▶ [EXERCISE] Return every entry exactly as written.
** start THE INPUT **
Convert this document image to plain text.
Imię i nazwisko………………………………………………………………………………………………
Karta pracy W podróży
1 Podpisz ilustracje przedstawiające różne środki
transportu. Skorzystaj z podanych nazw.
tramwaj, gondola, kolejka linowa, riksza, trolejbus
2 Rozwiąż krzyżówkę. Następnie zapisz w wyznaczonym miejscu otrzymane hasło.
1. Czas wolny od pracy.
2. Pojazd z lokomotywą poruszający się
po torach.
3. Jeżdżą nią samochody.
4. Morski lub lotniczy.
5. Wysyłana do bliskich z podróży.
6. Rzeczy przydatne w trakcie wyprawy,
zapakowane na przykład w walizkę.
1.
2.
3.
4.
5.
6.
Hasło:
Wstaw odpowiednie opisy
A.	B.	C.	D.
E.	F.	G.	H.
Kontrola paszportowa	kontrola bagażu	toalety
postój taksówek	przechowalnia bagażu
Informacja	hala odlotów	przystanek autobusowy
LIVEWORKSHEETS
** end THE INPUT **
▶ [RESPONSE TO THE EXERCISE]
Convert this document image to plain text.
Imię i nazwisko………………………………………………………………………………………………
Karta pracy W podróży
1 Podpisz ilustracje przedstawiające różne środki
transportu. Skorzystaj z podanych nazw.
tramwaj, gondola, kolejka linowa, riksza, trolejbus
2 Rozwiąż krzyżówkę. Następnie zapisz w wyznaczonym miejscu otrzymane hasło.
1. Czas wolny od pracy.
2. Pojazd z lokomotywą poruszający się
po torach.
3. Jeżdżą nią samochody.
4. Morski lub lotniczy.
5. Wysyłana do bliskich z podróży.
6. Rzeczy przydatne w trakcie wyprawy,
zapakowane na przykład w walizkę.
1.
2.
3.
4.
5.
6.
Hasło:
Wstaw odpowiednie opisy
A.	B.	C.	D.
E.	F.	G.	H.
Kontrola paszportowa	kontrola bagażu	toalety
postój taksówek	przechowalnia bagażu
Informacja	hala odlotów	przystanek autobusowy
LIVEWORKSHEETS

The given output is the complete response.